### [To do]
Word for word, restate every line of the material.

--- BEGIN Supplied material ---

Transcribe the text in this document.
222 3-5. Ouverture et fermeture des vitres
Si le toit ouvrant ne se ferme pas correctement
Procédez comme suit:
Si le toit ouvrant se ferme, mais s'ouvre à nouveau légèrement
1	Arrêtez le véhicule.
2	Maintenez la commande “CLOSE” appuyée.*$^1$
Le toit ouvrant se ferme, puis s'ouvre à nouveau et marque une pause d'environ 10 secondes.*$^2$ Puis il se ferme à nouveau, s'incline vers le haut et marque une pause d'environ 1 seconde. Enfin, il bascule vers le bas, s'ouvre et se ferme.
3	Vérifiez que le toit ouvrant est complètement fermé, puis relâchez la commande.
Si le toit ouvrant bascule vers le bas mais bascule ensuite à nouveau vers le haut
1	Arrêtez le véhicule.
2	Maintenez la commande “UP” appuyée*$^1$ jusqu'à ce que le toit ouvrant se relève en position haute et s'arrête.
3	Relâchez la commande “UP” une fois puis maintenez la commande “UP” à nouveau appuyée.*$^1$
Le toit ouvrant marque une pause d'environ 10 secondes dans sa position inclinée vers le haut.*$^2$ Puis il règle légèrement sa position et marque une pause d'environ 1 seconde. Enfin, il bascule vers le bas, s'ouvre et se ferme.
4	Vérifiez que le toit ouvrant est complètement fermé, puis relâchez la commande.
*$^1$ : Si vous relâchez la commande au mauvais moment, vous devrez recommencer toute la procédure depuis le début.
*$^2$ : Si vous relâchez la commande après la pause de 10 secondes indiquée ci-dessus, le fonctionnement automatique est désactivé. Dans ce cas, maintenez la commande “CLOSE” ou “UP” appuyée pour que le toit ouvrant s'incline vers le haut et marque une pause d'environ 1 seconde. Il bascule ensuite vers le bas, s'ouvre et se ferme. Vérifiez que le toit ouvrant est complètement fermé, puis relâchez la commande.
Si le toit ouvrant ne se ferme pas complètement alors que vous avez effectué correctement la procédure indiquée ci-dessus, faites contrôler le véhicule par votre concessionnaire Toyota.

--- END Supplied material ---

### [Correct response]
Transcribe the text in this document.
222 3-5. Ouverture et fermeture des vitres
Si le toit ouvrant ne se ferme pas correctement
Procédez comme suit:
Si le toit ouvrant se ferme, mais s'ouvre à nouveau légèrement
1	Arrêtez le véhicule.
2	Maintenez la commande “CLOSE” appuyée.*$^1$
Le toit ouvrant se ferme, puis s'ouvre à nouveau et marque une pause d'environ 10 secondes.*$^2$ Puis il se ferme à nouveau, s'incline vers le haut et marque une pause d'environ 1 seconde. Enfin, il bascule vers le bas, s'ouvre et se ferme.
3	Vérifiez que le toit ouvrant est complètement fermé, puis relâchez la commande.
Si le toit ouvrant bascule vers le bas mais bascule ensuite à nouveau vers le haut
1	Arrêtez le véhicule.
2	Maintenez la commande “UP” appuyée*$^1$ jusqu'à ce que le toit ouvrant se relève en position haute et s'arrête.
3	Relâchez la commande “UP” une fois puis maintenez la commande “UP” à nouveau appuyée.*$^1$
Le toit ouvrant marque une pause d'environ 10 secondes dans sa position inclinée vers le haut.*$^2$ Puis il règle légèrement sa position et marque une pause d'environ 1 seconde. Enfin, il bascule vers le bas, s'ouvre et se ferme.
4	Vérifiez que le toit ouvrant est complètement fermé, puis relâchez la commande.
*$^1$ : Si vous relâchez la commande au mauvais moment, vous devrez recommencer toute la procédure depuis le début.
*$^2$ : Si vous relâchez la commande après la pause de 10 secondes indiquée ci-dessus, le fonctionnement automatique est désactivé. Dans ce cas, maintenez la commande “CLOSE” ou “UP” appuyée pour que le toit ouvrant s'incline vers le haut et marque une pause d'environ 1 seconde. Il bascule ensuite vers le bas, s'ouvre et se ferme. Vérifiez que le toit ouvrant est complètement fermé, puis relâchez la commande.
Si le toit ouvrant ne se ferme pas complètement alors que vous avez effectué correctement la procédure indiquée ci-dessus, faites contrôler le véhicule par votre concessionnaire Toyota.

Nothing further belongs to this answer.